- [Records supplied]
- - -
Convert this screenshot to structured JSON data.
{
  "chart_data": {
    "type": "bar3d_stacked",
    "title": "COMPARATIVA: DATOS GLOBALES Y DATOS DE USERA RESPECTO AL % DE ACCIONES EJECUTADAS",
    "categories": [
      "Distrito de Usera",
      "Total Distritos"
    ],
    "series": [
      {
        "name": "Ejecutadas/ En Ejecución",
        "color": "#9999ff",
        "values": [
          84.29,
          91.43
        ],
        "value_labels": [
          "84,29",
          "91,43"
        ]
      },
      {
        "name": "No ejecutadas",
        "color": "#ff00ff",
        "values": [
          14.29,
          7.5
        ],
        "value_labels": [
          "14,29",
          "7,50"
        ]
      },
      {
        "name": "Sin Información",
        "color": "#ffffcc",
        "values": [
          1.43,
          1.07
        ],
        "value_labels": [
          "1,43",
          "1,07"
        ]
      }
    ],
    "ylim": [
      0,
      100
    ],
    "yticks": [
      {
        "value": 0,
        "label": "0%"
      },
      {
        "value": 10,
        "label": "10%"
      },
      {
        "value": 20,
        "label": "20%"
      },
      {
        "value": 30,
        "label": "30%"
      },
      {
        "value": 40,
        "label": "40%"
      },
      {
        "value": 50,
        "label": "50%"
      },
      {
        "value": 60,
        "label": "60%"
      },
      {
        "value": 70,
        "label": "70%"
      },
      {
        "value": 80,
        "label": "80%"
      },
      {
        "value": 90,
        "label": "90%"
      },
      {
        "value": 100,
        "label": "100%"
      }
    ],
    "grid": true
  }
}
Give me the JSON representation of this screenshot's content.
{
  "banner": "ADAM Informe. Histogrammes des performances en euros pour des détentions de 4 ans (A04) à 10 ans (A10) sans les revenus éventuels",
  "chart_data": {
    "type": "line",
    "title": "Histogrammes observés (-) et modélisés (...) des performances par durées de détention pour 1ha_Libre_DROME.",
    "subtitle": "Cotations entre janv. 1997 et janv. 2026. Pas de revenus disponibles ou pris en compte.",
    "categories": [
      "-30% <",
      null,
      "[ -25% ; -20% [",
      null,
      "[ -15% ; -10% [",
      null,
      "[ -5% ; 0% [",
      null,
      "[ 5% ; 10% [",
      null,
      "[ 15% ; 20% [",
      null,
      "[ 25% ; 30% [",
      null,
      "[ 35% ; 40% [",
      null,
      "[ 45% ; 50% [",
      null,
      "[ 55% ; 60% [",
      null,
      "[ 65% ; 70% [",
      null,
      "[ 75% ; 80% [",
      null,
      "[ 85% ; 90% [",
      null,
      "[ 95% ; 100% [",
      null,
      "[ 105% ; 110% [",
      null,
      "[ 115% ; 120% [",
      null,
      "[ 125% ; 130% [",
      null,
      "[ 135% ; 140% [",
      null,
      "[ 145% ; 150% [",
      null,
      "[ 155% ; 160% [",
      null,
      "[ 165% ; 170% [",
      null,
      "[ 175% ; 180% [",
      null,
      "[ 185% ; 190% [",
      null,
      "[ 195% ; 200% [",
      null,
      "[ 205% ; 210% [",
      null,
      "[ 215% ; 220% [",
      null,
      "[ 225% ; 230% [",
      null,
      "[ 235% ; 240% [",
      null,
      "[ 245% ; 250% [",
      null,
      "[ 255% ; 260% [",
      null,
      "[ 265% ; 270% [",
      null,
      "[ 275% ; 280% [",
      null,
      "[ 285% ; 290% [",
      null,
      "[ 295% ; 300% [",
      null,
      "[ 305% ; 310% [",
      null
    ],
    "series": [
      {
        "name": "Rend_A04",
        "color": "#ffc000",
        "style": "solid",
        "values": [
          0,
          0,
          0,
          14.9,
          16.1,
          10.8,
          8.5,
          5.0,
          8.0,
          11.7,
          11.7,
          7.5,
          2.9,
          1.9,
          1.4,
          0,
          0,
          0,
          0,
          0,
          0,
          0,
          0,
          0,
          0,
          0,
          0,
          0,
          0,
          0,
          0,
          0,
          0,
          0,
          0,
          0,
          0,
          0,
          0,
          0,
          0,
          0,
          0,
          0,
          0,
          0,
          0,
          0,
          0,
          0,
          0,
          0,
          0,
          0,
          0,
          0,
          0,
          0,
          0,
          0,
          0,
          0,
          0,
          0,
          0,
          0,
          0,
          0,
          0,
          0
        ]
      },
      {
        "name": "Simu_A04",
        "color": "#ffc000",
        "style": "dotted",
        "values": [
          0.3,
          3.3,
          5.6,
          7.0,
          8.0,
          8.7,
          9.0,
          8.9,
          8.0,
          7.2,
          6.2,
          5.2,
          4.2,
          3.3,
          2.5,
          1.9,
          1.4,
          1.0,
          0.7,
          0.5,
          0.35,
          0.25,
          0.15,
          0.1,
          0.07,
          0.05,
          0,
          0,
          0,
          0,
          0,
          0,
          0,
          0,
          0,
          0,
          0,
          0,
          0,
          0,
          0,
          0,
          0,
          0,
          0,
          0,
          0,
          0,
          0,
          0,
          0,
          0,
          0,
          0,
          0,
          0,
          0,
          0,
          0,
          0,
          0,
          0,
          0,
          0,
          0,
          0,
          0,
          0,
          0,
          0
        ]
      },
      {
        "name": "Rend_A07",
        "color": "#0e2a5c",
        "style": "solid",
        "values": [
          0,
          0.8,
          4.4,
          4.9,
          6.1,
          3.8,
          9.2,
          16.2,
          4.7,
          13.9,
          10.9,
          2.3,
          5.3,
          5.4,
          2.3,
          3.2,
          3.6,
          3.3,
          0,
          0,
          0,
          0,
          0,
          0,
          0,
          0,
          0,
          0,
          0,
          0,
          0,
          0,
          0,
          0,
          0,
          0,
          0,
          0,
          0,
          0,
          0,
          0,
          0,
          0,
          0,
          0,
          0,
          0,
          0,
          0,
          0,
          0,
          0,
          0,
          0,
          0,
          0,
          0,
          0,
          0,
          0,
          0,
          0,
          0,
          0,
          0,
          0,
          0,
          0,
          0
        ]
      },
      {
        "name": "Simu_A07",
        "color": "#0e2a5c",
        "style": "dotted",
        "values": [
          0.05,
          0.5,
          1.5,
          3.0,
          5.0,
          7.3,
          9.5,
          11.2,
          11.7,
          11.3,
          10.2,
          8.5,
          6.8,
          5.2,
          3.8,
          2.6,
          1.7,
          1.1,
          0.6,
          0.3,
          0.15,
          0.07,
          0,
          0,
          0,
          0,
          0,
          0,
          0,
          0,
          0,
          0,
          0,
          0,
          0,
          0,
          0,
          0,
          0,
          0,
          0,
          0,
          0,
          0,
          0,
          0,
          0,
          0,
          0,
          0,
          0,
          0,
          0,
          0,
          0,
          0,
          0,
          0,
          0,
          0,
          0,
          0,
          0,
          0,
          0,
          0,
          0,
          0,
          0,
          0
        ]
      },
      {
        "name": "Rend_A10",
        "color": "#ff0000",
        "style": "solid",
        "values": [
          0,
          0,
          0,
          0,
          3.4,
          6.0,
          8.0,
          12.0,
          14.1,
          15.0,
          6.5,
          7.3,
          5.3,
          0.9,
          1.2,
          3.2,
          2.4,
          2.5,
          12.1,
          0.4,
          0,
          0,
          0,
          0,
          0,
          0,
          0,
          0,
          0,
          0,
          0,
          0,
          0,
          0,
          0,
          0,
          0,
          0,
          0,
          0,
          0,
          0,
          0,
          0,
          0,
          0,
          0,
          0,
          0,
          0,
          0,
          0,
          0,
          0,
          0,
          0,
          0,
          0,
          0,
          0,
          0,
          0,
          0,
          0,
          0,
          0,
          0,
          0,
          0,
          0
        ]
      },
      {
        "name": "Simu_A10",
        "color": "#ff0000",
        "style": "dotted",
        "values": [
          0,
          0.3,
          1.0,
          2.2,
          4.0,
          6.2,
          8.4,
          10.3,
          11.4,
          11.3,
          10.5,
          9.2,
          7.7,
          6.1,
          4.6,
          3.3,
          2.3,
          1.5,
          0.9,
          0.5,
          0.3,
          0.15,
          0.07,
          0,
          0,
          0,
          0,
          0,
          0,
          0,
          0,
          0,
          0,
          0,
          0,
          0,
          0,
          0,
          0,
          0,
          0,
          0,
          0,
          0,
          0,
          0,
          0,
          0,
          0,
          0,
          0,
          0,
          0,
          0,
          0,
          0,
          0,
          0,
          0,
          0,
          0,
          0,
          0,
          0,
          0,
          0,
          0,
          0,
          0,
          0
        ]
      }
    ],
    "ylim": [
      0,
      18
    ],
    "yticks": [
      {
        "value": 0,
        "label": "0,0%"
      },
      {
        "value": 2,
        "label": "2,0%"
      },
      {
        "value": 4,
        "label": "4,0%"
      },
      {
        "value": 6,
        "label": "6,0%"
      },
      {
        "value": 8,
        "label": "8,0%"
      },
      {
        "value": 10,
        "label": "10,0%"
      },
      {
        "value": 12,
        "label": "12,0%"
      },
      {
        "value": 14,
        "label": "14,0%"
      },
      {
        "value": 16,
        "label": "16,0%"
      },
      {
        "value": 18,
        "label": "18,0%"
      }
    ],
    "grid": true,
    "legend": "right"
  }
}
- - -
- [Task objective] Where a line holds the string "pour", copy that line.

- [The output]
  "banner": "ADAM Informe. Histogrammes des performances en euros pour des détentions de 4 ans (A04) à 10 ans (A10) sans les revenus éventuels",
    "title": "Histogrammes observés (-) et modélisés (...) des performances par durées de détention pour 1ha_Libre_DROME.",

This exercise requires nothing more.